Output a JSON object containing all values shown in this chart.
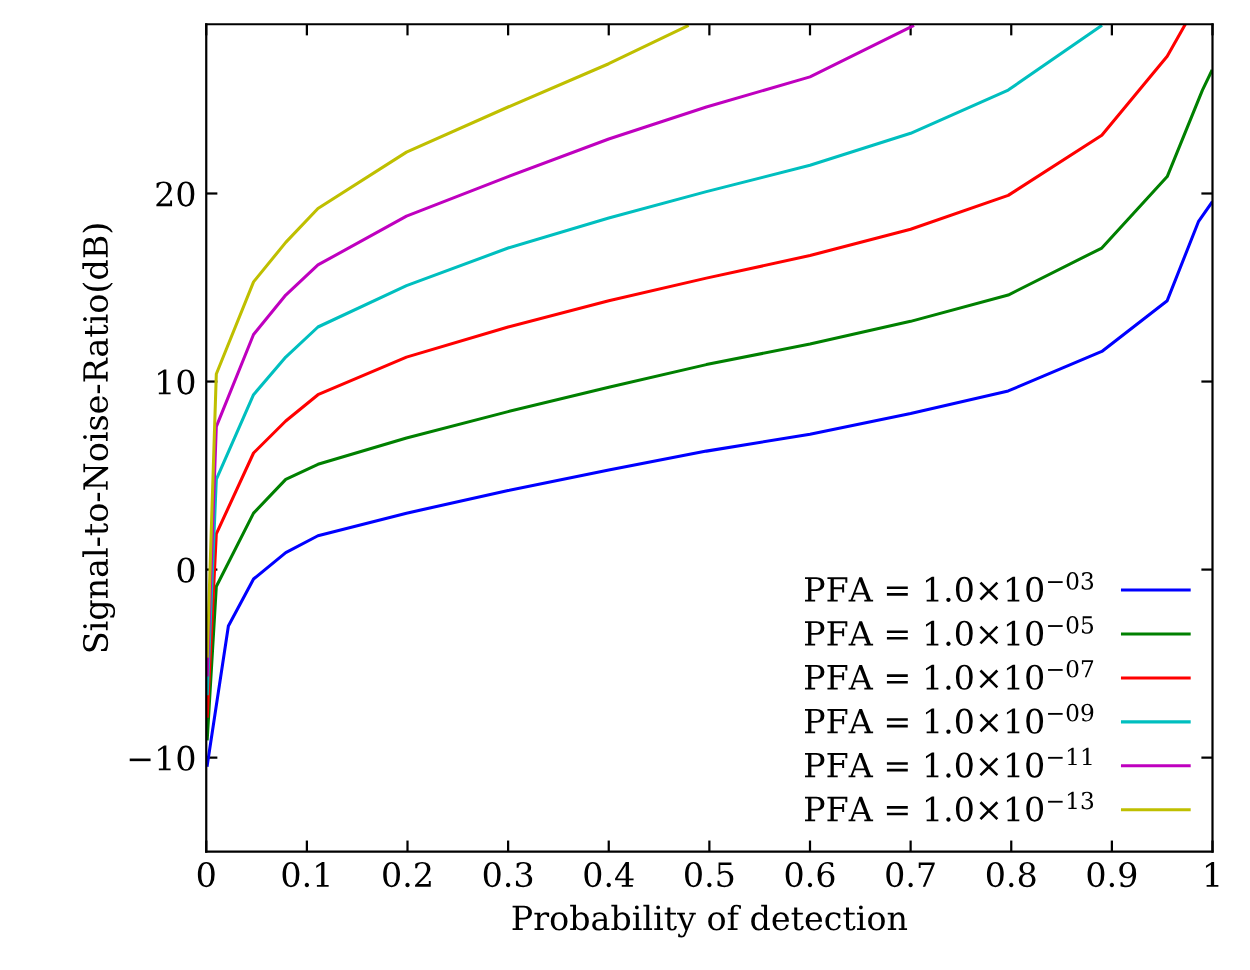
{
  "chart_data": {
    "type": "line",
    "xlabel": "Probability of detection",
    "ylabel": "Signal-to-Noise-Ratio(dB)",
    "xlim": [
      0,
      1
    ],
    "ylim": [
      -15,
      29
    ],
    "xticks": [
      0,
      0.1,
      0.2,
      0.3,
      0.4,
      0.5,
      0.6,
      0.7,
      0.8,
      0.9,
      1
    ],
    "yticks": [
      {
        "value": -10,
        "label": "−10"
      },
      0,
      10,
      20
    ],
    "grid": false,
    "legend": "bottom right",
    "marker": "none",
    "line_style": "solid",
    "series": [
      {
        "name": "PFA = 1.0×10$^{−03}$",
        "color": "#0000ff",
        "x": [
          0.001,
          0.022,
          0.047,
          0.079,
          0.111,
          0.199,
          0.3,
          0.4,
          0.497,
          0.6,
          0.7,
          0.797,
          0.89,
          0.955,
          0.986,
          0.999
        ],
        "values": [
          -10.4,
          -3.0,
          -0.5,
          0.9,
          1.8,
          3.0,
          4.2,
          5.3,
          6.3,
          7.2,
          8.3,
          9.5,
          11.6,
          14.3,
          18.5,
          19.5
        ]
      },
      {
        "name": "PFA = 1.0×10$^{−05}$",
        "color": "#008000",
        "x": [
          0.001,
          0.01,
          0.047,
          0.079,
          0.111,
          0.199,
          0.3,
          0.4,
          0.497,
          0.6,
          0.7,
          0.797,
          0.89,
          0.955,
          0.99,
          0.999
        ],
        "values": [
          -9.0,
          -0.9,
          3.0,
          4.8,
          5.6,
          7.0,
          8.4,
          9.7,
          10.9,
          12.0,
          13.2,
          14.6,
          17.1,
          20.9,
          25.5,
          26.5
        ]
      },
      {
        "name": "PFA = 1.0×10$^{−07}$",
        "color": "#ff0000",
        "x": [
          0.001,
          0.01,
          0.047,
          0.079,
          0.111,
          0.199,
          0.3,
          0.4,
          0.497,
          0.6,
          0.7,
          0.797,
          0.89,
          0.955,
          0.973
        ],
        "values": [
          -7.8,
          1.9,
          6.2,
          7.9,
          9.3,
          11.3,
          12.9,
          14.3,
          15.5,
          16.7,
          18.1,
          19.9,
          23.1,
          27.3,
          29.0
        ]
      },
      {
        "name": "PFA = 1.0×10$^{−09}$",
        "color": "#00bfbf",
        "x": [
          0.001,
          0.01,
          0.047,
          0.079,
          0.111,
          0.199,
          0.3,
          0.4,
          0.497,
          0.6,
          0.7,
          0.797,
          0.889
        ],
        "values": [
          -6.6,
          4.8,
          9.3,
          11.3,
          12.9,
          15.1,
          17.1,
          18.7,
          20.1,
          21.5,
          23.2,
          25.5,
          28.9
        ]
      },
      {
        "name": "PFA = 1.0×10$^{−11}$",
        "color": "#bf00bf",
        "x": [
          0.001,
          0.01,
          0.047,
          0.079,
          0.111,
          0.199,
          0.3,
          0.4,
          0.497,
          0.6,
          0.702
        ],
        "values": [
          -5.6,
          7.6,
          12.5,
          14.6,
          16.2,
          18.8,
          20.9,
          22.9,
          24.6,
          26.2,
          28.9
        ]
      },
      {
        "name": "PFA = 1.0×10$^{−13}$",
        "color": "#bfbf00",
        "x": [
          0.001,
          0.01,
          0.047,
          0.079,
          0.111,
          0.199,
          0.3,
          0.4,
          0.478
        ],
        "values": [
          -4.6,
          10.4,
          15.3,
          17.4,
          19.2,
          22.2,
          24.6,
          26.9,
          28.9
        ]
      }
    ]
  }
}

#### Objective
Copy the material above in full and exactly, skipping pictures.

#### Written answer
Output a JSON object containing all values shown in this chart.
{
  "chart_data": {
    "type": "line",
    "xlabel": "Probability of detection",
    "ylabel": "Signal-to-Noise-Ratio(dB)",
    "xlim": [
      0,
      1
    ],
    "ylim": [
      -15,
      29
    ],
    "xticks": [
      0,
      0.1,
      0.2,
      0.3,
      0.4,
      0.5,
      0.6,
      0.7,
      0.8,
      0.9,
      1
    ],
    "yticks": [
      {
        "value": -10,
        "label": "−10"
      },
      0,
      10,
      20
    ],
    "grid": false,
    "legend": "bottom right",
    "marker": "none",
    "line_style": "solid",
    "series": [
      {
        "name": "PFA = 1.0×10$^{−03}$",
        "color": "#0000ff",
        "x": [
          0.001,
          0.022,
          0.047,
          0.079,
          0.111,
          0.199,
          0.3,
          0.4,
          0.497,
          0.6,
          0.7,
          0.797,
          0.89,
          0.955,
          0.986,
          0.999
        ],
        "values": [
          -10.4,
          -3.0,
          -0.5,
          0.9,
          1.8,
          3.0,
          4.2,
          5.3,
          6.3,
          7.2,
          8.3,
          9.5,
          11.6,
          14.3,
          18.5,
          19.5
        ]
      },
      {
        "name": "PFA = 1.0×10$^{−05}$",
        "color": "#008000",
        "x": [
          0.001,
          0.01,
          0.047,
          0.079,
          0.111,
          0.199,
          0.3,
          0.4,
          0.497,
          0.6,
          0.7,
          0.797,
          0.89,
          0.955,
          0.99,
          0.999
        ],
        "values": [
          -9.0,
          -0.9,
          3.0,
          4.8,
          5.6,
          7.0,
          8.4,
          9.7,
          10.9,
          12.0,
          13.2,
          14.6,
          17.1,
          20.9,
          25.5,
          26.5
        ]
      },
      {
        "name": "PFA = 1.0×10$^{−07}$",
        "color": "#ff0000",
        "x": [
          0.001,
          0.01,
          0.047,
          0.079,
          0.111,
          0.199,
          0.3,
          0.4,
          0.497,
          0.6,
          0.7,
          0.797,
          0.89,
          0.955,
          0.973
        ],
        "values": [
          -7.8,
          1.9,
          6.2,
          7.9,
          9.3,
          11.3,
          12.9,
          14.3,
          15.5,
          16.7,
          18.1,
          19.9,
          23.1,
          27.3,
          29.0
        ]
      },
      {
        "name": "PFA = 1.0×10$^{−09}$",
        "color": "#00bfbf",
        "x": [
          0.001,
          0.01,
          0.047,
          0.079,
          0.111,
          0.199,
          0.3,
          0.4,
          0.497,
          0.6,
          0.7,
          0.797,
          0.889
        ],
        "values": [
          -6.6,
          4.8,
          9.3,
          11.3,
          12.9,
          15.1,
          17.1,
          18.7,
          20.1,
          21.5,
          23.2,
          25.5,
          28.9
        ]
      },
      {
        "name": "PFA = 1.0×10$^{−11}$",
        "color": "#bf00bf",
        "x": [
          0.001,
          0.01,
          0.047,
          0.079,
          0.111,
          0.199,
          0.3,
          0.4,
          0.497,
          0.6,
          0.702
        ],
        "values": [
          -5.6,
          7.6,
          12.5,
          14.6,
          16.2,
          18.8,
          20.9,
          22.9,
          24.6,
          26.2,
          28.9
        ]
      },
      {
        "name": "PFA = 1.0×10$^{−13}$",
        "color": "#bfbf00",
        "x": [
          0.001,
          0.01,
          0.047,
          0.079,
          0.111,
          0.199,
          0.3,
          0.4,
          0.478
        ],
        "values": [
          -4.6,
          10.4,
          15.3,
          17.4,
          19.2,
          22.2,
          24.6,
          26.9,
          28.9
        ]
      }
    ]
  }
}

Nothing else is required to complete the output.